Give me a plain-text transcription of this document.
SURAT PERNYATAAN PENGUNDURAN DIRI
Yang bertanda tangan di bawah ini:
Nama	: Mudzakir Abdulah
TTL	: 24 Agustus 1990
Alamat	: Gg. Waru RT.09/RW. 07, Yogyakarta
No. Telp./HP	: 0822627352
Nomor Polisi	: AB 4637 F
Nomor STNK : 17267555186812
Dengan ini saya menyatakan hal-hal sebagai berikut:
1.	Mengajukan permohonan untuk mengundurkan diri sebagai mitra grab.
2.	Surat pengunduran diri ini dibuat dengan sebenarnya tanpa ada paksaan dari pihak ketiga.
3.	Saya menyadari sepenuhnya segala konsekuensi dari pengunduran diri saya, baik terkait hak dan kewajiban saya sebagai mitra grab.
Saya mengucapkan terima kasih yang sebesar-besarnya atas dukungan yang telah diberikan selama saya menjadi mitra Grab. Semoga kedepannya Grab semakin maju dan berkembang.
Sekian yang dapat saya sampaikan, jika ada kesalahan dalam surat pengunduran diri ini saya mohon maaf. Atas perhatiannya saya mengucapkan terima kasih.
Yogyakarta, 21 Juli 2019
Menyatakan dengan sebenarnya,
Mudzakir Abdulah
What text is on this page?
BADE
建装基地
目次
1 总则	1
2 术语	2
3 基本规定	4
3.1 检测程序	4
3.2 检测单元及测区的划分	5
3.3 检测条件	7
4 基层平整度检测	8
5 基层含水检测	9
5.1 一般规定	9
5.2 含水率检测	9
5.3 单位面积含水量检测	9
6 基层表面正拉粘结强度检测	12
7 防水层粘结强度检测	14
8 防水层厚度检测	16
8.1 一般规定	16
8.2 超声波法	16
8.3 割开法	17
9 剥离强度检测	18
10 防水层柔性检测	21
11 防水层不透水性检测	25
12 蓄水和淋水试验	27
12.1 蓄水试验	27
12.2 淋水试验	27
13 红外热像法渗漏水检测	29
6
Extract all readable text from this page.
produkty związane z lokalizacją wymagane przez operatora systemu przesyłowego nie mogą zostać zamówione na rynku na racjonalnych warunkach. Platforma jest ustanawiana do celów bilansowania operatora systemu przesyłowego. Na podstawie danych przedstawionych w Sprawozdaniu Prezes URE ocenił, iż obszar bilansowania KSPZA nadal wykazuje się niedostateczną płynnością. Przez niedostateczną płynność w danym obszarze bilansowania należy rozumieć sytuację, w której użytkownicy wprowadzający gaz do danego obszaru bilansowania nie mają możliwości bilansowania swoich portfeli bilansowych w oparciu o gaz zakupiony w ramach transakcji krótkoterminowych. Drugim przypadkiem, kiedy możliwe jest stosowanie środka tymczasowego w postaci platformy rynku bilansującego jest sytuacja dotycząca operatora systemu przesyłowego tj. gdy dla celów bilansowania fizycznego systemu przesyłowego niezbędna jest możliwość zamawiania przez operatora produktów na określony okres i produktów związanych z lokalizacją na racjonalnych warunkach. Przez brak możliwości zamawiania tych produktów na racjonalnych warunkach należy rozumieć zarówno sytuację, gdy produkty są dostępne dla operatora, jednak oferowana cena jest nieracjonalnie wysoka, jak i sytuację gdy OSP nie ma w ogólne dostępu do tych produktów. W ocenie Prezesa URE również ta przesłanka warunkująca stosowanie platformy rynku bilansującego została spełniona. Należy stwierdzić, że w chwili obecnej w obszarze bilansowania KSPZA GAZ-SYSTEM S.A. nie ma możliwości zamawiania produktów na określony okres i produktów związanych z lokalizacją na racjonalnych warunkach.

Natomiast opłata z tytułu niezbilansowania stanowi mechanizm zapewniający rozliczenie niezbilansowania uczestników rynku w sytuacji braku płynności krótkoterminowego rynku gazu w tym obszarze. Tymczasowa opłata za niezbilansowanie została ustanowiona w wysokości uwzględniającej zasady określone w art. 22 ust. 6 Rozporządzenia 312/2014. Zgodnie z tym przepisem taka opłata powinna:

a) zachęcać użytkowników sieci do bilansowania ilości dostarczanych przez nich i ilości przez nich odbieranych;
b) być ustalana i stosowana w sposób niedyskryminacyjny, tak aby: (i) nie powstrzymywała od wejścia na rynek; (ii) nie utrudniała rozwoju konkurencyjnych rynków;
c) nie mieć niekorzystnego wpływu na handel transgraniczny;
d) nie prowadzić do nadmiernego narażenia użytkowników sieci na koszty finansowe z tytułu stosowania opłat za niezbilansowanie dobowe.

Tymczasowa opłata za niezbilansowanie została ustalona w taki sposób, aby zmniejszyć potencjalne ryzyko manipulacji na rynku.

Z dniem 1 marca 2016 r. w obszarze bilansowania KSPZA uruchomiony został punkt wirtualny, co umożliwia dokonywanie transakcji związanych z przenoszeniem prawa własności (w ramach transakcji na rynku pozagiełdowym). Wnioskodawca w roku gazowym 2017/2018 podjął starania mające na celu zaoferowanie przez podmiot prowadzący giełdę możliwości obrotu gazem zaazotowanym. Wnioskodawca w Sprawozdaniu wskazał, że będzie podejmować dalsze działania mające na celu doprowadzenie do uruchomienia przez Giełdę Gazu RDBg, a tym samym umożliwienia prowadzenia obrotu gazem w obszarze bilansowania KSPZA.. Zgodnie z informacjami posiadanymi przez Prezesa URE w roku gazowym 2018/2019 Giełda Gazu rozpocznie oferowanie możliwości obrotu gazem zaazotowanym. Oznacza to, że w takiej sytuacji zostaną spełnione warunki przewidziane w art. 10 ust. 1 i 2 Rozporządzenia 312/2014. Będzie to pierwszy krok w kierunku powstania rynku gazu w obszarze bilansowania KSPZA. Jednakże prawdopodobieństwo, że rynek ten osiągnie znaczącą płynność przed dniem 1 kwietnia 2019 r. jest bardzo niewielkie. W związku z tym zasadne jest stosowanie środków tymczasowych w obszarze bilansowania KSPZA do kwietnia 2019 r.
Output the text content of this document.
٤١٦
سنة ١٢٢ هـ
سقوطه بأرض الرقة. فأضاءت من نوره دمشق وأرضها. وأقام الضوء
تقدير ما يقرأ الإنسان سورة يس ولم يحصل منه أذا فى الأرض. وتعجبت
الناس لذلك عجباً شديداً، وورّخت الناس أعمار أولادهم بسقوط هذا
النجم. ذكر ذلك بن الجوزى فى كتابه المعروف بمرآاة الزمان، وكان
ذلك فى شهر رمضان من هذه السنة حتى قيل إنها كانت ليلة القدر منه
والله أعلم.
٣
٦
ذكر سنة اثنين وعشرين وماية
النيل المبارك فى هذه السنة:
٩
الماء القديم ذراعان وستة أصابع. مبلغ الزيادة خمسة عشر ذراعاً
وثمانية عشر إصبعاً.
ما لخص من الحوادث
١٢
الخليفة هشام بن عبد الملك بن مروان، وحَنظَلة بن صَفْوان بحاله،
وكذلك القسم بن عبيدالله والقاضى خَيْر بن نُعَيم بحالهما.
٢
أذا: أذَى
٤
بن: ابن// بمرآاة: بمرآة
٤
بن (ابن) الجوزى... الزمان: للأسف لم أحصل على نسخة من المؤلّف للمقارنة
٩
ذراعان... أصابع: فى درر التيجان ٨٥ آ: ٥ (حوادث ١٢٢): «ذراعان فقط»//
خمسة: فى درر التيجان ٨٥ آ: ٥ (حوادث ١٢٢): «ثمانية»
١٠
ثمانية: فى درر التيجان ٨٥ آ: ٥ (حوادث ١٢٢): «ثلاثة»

● **Work to complete**: List all lines in the material containing the string "sposób".

● **Result for this exercise**:
b) być ustalana i stosowana w sposób niedyskryminacyjny, tak aby: (i) nie powstrzymywała od wejścia na rynek; (ii) nie utrudniała rozwoju konkurencyjnych rynków;
Tymczasowa opłata za niezbilansowanie została ustalona w taki sposób, aby zmniejszyć potencjalne ryzyko manipulacji na rynku.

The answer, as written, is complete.